(PASSAGE)

— BEGIN —

2.6.09

Sketches on iPhone

I have had my iPhone for few months now. And I've been playing with all these wonderful and useful apps ever since. But not until recently, it dawned on me that there should be one for drawing. It's like remembering there's such a thing called pen upon seeing papers. Couldn't be more obvious.

If we human came so long to click, drag and type on a piece of glass, how more primitive and imperative to just scribble with our index finger, albeit it's not steamed.

A search word "paint" brought me a dozen such kind of apps in the iTune store. I found MyPaint Free so far the best among the free ones. Simple and quick. So now my iPhone is also an "iPad". Sketch on the go. Few samples above.

5.5.09

Giorgio Morandi and now George Shaw

Sometimes one comes to a point of life, you look back and regret.

You don't want to admit it but you have to be brave and be honest to yourself. I know some suggest that we should not regret because we cannot change the past, but the present. I find this argument lame. To regret doesn't necessarily mean we have to live in the shadow of the past. It's precisely the knowledge of the past that teaches us how to live our present. Besides, the most noble thing a human being possess is the ability to regret – the confirmation of the existence of our free will. We can choose, therefore there is always the possibility of another path, for better or worse. Then you can say to yourself: okay, I've been a jerk, should I continue to be a dumber jerk, or CHANGE to be a smarter one? There due comes the possibility of a fresh start, to be the person you always want to be, to do the things you always want to do, or should have done.

— END —

(AIM) Repeat the blog post word for word, beginning at "If we human" and stopping after "it's not steamed.". The items have no connection to the blog post.

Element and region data
— BEGIN —

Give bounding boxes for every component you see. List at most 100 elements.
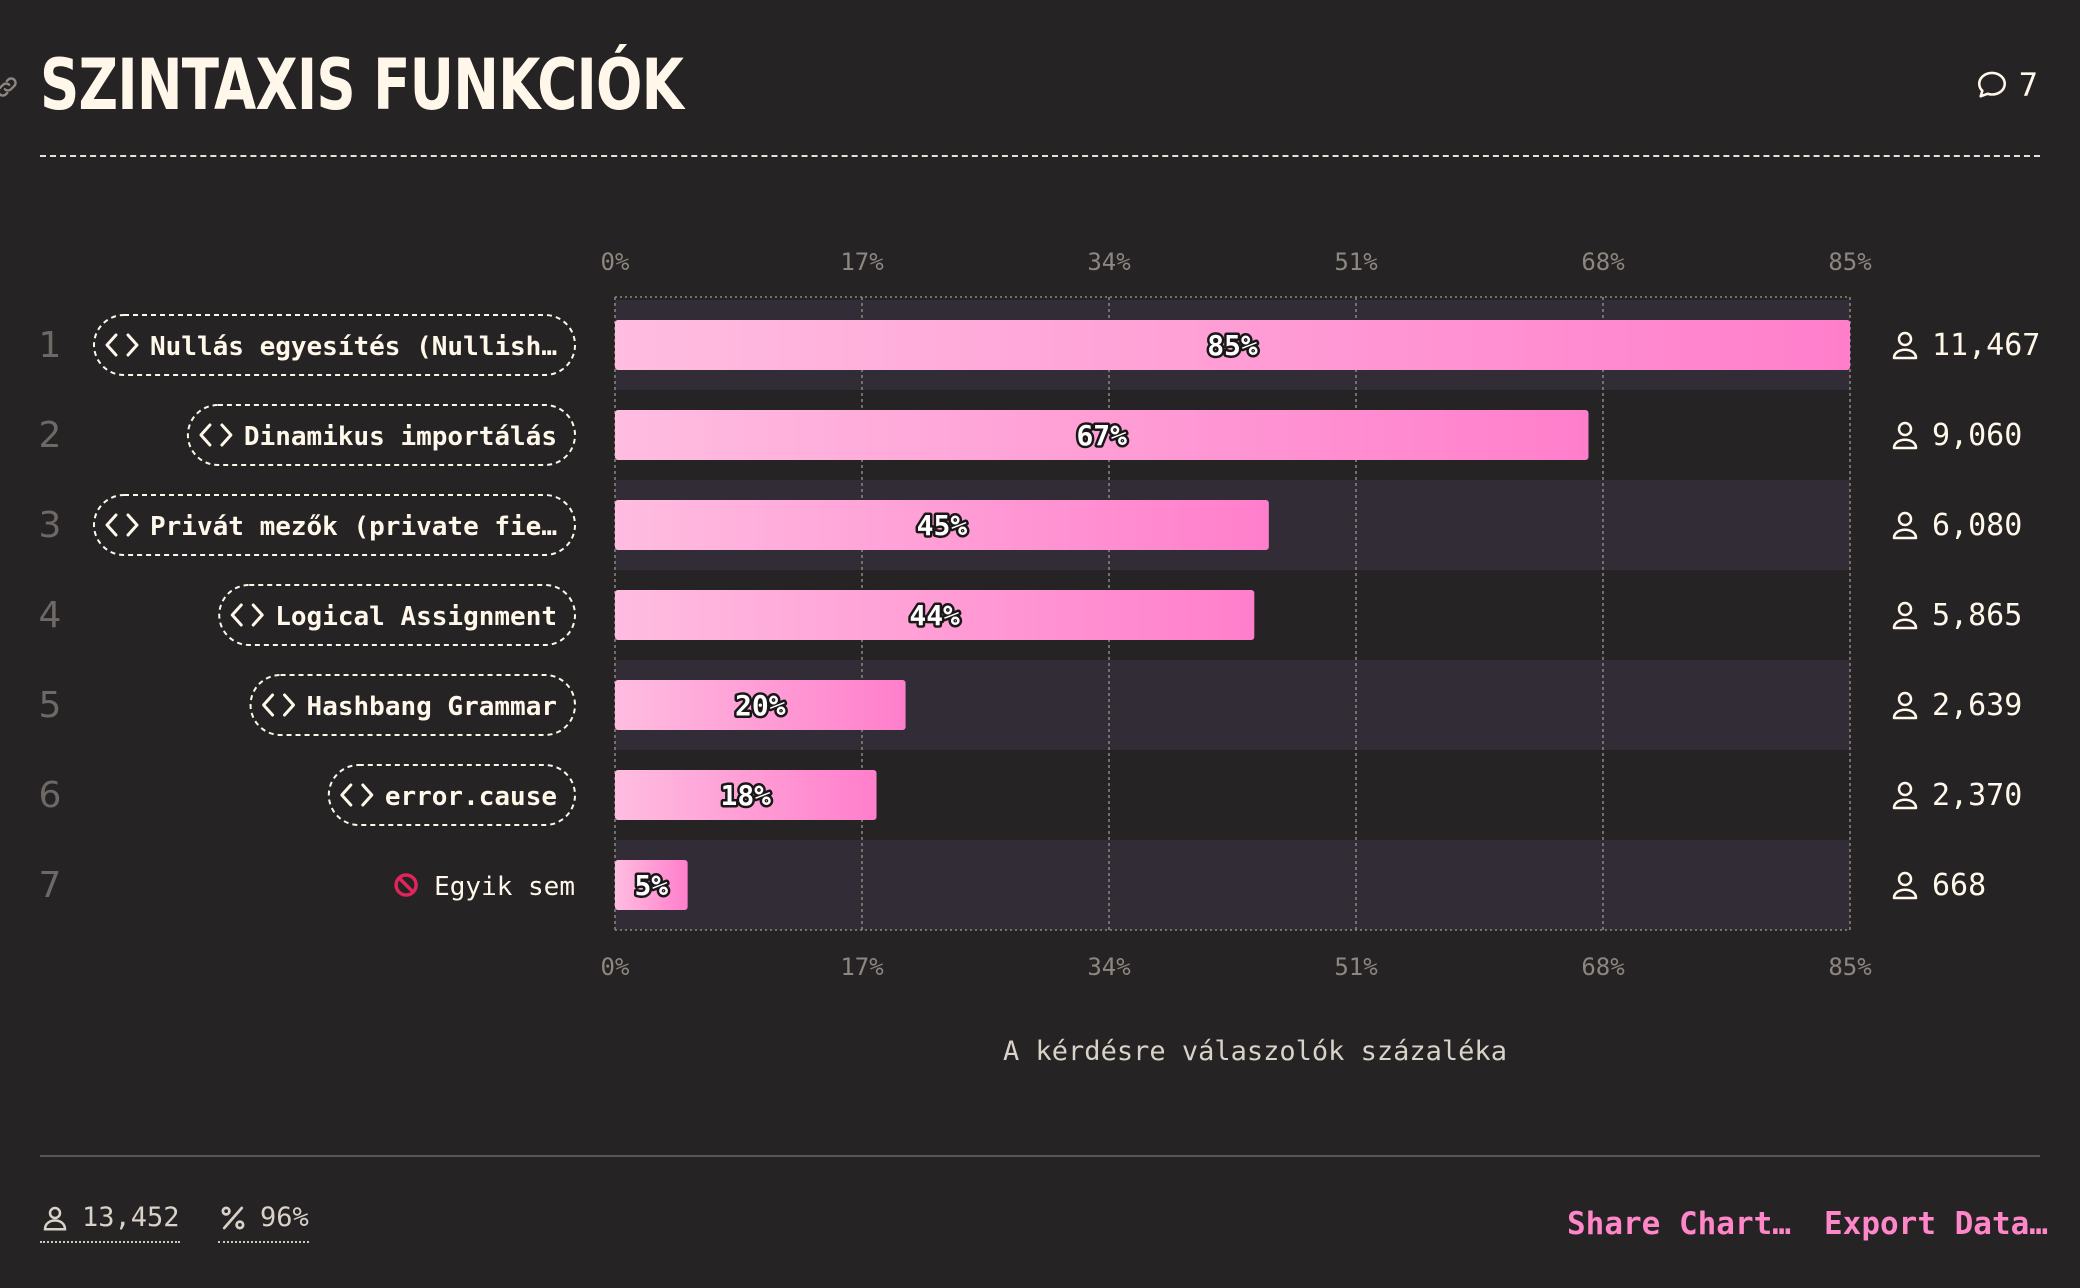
code-icon — [230, 603, 264, 627]
comment-icon — [1977, 71, 2006, 98]
category-tag[interactable]: error.cause — [327, 764, 576, 826]
bar[interactable] — [615, 320, 1850, 370]
category-label: Hashbang Grammar — [307, 692, 557, 722]
row-band — [615, 840, 1850, 930]
x-axis-label: A kérdésre válaszolók százaléka — [1003, 1036, 1507, 1067]
respondent-count[interactable]: 668 — [1892, 868, 1986, 903]
respondent-count-value: 5,865 — [1932, 598, 2022, 633]
x-tick-label-top: 0% — [601, 248, 630, 276]
bar[interactable] — [615, 860, 688, 910]
respondent-count-value: 2,370 — [1932, 778, 2022, 813]
export-data-button[interactable]: Export Data… — [1824, 1206, 2048, 1242]
category-label: Privát mezők (private fie… — [150, 512, 557, 542]
bar[interactable] — [615, 680, 906, 730]
person-icon — [1897, 691, 1913, 707]
total-respondents[interactable]: 13,452 — [40, 1202, 180, 1243]
category-label: error.cause — [385, 782, 557, 812]
person-icon-body — [1892, 798, 1918, 810]
x-tick-label-top: 51% — [1334, 248, 1378, 276]
rank-number: 4 — [39, 595, 62, 636]
person-icon-body — [1892, 438, 1918, 450]
respondent-count[interactable]: 2,639 — [1892, 688, 2022, 723]
category-tag[interactable]: Dinamikus importálás — [186, 404, 576, 466]
category-tag[interactable]: Nullás egyesítés (Nullish… — [93, 314, 576, 376]
x-tick-label-top: 85% — [1828, 248, 1872, 276]
bar[interactable] — [615, 770, 877, 820]
category-label: Nullás egyesítés (Nullish… — [150, 332, 557, 362]
bar-value-label: 18% — [720, 779, 771, 812]
respondent-count[interactable]: 5,865 — [1892, 598, 2022, 633]
respondent-count-value: 668 — [1932, 868, 1986, 903]
page-title: SZINTAXIS FUNKCIÓK — [40, 44, 684, 126]
code-icon — [105, 513, 139, 537]
category-pill — [93, 314, 576, 376]
x-tick-label-top: 17% — [840, 248, 884, 276]
rank-number: 6 — [39, 775, 62, 816]
respondent-count-value: 9,060 — [1932, 418, 2022, 453]
person-icon-body — [1892, 888, 1918, 900]
completion-percentage-value: 96% — [260, 1202, 309, 1233]
respondent-count[interactable]: 2,370 — [1892, 778, 2022, 813]
x-tick-label-bottom: 51% — [1334, 953, 1378, 981]
respondent-count-value: 2,639 — [1932, 688, 2022, 723]
x-tick-label-bottom: 17% — [840, 953, 884, 981]
bar-value-label: 44% — [909, 599, 960, 632]
x-tick-label-top: 68% — [1581, 248, 1625, 276]
bar[interactable] — [615, 410, 1589, 460]
x-tick-label-top: 34% — [1087, 248, 1131, 276]
person-icon — [1897, 331, 1913, 347]
respondent-count[interactable]: 6,080 — [1892, 508, 2022, 543]
bar-value-label: 20% — [735, 689, 786, 722]
category-label: Dinamikus importálás — [244, 422, 557, 452]
category-label: Egyik sem — [434, 872, 575, 902]
rank-number: 2 — [39, 415, 62, 456]
no-entry-icon-slash — [397, 876, 415, 894]
code-icon — [262, 693, 296, 717]
person-icon — [1897, 871, 1913, 887]
person-icon-body — [1892, 708, 1918, 720]
category-tag[interactable]: Logical Assignment — [218, 584, 576, 646]
share-chart-button[interactable]: Share Chart… — [1567, 1206, 1791, 1242]
person-icon-body — [1892, 348, 1918, 360]
category-pill — [249, 674, 576, 736]
comment-count: 7 — [2018, 66, 2038, 104]
bar[interactable] — [615, 500, 1269, 550]
code-icon — [340, 783, 374, 807]
person-icon-body — [1892, 618, 1918, 630]
comments-button[interactable]: 7 — [1975, 66, 2038, 104]
rank-number: 7 — [39, 865, 62, 906]
footer-divider — [40, 1155, 2040, 1157]
code-icon — [199, 423, 233, 447]
respondent-count[interactable]: 9,060 — [1892, 418, 2022, 453]
rank-number: 1 — [39, 325, 62, 366]
person-icon — [1897, 601, 1913, 617]
category-pill — [327, 764, 576, 826]
bar-value-label: 67% — [1076, 419, 1127, 452]
code-icon — [105, 333, 139, 357]
bar[interactable] — [615, 590, 1255, 640]
x-tick-label-bottom: 85% — [1828, 953, 1872, 981]
link-icon[interactable] — [0, 74, 20, 100]
person-icon — [1897, 781, 1913, 797]
title-divider — [40, 155, 2040, 157]
person-icon — [1897, 511, 1913, 527]
category-pill — [93, 494, 576, 556]
bar-value-label: 85% — [1207, 329, 1258, 362]
no-entry-icon — [394, 873, 418, 897]
respondent-count-value: 11,467 — [1932, 328, 2040, 363]
bar-value-label: 5% — [634, 869, 668, 902]
category-pill — [218, 584, 576, 646]
category-label: Logical Assignment — [275, 602, 557, 632]
category-tag[interactable]: Privát mezők (private fie… — [93, 494, 576, 556]
x-tick-label-bottom: 0% — [601, 953, 630, 981]
person-icon-body — [1892, 528, 1918, 540]
person-icon — [43, 1206, 67, 1230]
respondent-count-value: 6,080 — [1932, 508, 2022, 543]
person-icon — [1897, 421, 1913, 437]
category-tag[interactable]: Hashbang Grammar — [249, 674, 576, 736]
completion-percentage[interactable]: 96% — [218, 1202, 309, 1243]
respondent-count[interactable]: 11,467 — [1892, 328, 2040, 363]
rank-number: 3 — [39, 505, 62, 546]
bar-value-label: 45% — [917, 509, 968, 542]
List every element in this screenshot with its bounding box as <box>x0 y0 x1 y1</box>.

— END —

(FINISHED TASK)
If we human came so long to click, drag and type on a piece of glass, how more primitive and imperative to just scribble with our index finger, albeit it's not steamed.